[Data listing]
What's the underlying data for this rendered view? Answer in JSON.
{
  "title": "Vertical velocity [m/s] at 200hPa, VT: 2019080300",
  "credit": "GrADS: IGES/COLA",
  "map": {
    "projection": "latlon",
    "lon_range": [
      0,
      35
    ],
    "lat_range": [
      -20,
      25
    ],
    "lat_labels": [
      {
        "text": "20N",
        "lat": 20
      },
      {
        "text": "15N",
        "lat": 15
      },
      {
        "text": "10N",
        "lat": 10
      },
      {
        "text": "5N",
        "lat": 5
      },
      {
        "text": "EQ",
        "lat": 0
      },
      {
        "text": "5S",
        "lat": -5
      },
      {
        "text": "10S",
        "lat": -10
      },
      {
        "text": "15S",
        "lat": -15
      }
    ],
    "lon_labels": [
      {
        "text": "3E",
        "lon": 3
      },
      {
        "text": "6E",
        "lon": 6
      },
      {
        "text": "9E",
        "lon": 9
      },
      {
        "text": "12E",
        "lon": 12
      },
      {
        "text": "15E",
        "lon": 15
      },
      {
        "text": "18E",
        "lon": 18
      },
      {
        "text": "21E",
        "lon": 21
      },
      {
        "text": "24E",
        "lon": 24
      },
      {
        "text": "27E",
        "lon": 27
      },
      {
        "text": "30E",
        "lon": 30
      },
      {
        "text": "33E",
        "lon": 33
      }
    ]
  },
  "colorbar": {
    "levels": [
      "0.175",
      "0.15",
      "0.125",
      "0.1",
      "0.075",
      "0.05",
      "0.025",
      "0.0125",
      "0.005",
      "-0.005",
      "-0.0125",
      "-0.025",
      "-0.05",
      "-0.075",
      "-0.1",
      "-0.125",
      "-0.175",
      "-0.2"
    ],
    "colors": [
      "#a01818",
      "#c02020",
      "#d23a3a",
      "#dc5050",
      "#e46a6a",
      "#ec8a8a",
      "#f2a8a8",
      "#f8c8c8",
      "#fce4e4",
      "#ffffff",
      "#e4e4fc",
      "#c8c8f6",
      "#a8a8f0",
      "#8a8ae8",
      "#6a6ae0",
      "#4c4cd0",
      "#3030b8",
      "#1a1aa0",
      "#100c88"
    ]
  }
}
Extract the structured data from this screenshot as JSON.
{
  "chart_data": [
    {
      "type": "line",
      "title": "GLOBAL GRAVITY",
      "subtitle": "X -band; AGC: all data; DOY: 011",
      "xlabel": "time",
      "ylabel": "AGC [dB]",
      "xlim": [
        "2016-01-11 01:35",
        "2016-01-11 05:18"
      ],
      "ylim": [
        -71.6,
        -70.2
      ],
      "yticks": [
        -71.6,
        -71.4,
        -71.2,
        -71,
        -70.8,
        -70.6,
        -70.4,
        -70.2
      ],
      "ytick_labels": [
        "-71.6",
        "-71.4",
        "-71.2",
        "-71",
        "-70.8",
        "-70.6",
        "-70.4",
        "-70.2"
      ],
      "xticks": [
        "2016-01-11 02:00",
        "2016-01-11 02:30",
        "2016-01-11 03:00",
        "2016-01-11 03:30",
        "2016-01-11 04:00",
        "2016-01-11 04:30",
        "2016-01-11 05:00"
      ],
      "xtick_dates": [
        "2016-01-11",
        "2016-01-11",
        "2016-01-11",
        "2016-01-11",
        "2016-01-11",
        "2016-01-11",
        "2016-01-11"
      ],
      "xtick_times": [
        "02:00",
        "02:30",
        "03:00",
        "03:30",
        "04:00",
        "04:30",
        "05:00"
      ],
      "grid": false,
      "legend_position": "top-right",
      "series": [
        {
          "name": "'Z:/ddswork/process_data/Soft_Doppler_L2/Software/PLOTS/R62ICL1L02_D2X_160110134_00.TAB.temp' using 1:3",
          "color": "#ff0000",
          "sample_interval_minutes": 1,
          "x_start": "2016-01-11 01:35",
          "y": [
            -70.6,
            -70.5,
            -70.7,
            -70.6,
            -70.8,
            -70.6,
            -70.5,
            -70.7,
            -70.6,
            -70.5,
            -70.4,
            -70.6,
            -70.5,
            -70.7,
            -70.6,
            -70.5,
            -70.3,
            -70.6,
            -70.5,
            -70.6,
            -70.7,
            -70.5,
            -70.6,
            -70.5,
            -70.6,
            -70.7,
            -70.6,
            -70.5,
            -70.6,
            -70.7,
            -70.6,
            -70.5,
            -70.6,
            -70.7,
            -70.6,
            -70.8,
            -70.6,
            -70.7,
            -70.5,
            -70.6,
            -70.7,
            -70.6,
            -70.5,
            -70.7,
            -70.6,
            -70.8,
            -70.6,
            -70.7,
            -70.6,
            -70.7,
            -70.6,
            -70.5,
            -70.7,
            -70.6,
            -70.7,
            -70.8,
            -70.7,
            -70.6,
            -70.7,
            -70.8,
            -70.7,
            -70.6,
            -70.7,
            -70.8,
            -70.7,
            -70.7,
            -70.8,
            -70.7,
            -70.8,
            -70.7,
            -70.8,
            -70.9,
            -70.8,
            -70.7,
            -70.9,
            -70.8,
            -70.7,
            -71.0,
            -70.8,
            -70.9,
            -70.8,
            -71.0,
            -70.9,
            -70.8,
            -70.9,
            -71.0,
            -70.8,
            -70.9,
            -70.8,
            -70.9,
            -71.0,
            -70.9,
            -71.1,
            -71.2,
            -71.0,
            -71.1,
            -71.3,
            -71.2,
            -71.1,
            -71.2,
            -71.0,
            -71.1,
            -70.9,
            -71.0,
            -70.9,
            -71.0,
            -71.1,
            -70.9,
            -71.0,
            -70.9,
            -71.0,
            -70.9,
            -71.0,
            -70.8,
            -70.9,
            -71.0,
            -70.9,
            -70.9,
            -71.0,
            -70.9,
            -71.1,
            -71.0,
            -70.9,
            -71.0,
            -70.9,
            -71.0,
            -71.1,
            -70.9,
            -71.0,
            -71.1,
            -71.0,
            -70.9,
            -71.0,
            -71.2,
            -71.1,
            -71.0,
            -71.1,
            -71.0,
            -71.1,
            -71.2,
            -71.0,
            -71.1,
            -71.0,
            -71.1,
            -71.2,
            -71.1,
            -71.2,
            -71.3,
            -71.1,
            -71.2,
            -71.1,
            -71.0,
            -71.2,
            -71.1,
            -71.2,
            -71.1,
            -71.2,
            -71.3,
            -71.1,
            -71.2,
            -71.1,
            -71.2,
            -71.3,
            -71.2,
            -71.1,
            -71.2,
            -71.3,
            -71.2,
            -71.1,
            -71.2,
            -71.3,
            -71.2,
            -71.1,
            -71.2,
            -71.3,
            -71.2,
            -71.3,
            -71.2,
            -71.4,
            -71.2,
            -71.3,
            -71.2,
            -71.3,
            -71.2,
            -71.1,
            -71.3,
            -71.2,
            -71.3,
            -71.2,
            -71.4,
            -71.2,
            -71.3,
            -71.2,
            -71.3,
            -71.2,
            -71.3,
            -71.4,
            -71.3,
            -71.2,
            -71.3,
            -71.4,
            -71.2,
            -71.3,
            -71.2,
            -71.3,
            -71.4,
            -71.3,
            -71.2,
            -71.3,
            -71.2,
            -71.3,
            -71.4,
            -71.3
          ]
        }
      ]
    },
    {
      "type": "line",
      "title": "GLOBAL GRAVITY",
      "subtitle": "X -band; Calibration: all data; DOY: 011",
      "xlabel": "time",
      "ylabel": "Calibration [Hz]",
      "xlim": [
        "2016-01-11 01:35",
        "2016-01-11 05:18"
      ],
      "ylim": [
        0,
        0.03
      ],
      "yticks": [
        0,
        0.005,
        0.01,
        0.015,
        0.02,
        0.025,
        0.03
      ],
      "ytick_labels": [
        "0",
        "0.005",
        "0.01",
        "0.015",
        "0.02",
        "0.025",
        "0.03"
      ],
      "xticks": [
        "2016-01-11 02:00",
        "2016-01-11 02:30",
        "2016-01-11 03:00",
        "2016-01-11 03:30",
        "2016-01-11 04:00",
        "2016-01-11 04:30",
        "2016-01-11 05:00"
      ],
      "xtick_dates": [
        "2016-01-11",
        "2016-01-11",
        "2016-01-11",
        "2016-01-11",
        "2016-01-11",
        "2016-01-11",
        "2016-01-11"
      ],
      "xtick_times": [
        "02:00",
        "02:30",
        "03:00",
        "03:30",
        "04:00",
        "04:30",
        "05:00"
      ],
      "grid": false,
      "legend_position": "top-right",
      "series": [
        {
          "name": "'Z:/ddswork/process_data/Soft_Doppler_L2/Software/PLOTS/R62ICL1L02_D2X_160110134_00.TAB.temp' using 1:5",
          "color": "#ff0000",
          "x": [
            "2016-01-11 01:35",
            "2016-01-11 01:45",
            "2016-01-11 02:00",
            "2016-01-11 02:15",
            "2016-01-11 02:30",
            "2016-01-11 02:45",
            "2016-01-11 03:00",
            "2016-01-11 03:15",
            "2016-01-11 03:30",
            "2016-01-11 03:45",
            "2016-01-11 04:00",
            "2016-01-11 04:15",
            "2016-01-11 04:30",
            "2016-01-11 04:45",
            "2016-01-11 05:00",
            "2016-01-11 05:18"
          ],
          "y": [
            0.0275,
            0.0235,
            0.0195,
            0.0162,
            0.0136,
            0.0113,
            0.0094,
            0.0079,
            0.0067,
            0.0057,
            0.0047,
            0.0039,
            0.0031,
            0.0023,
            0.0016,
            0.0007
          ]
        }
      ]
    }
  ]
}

### Exercise prompt
Find the word "name" and list each line it appears in.

### Result for this exercise
          "name": "'Z:/ddswork/process_data/Soft_Doppler_L2/Software/PLOTS/R62ICL1L02_D2X_160110134_00.TAB.temp' using 1:3",
          "name": "'Z:/ddswork/process_data/Soft_Doppler_L2/Software/PLOTS/R62ICL1L02_D2X_160110134_00.TAB.temp' using 1:5",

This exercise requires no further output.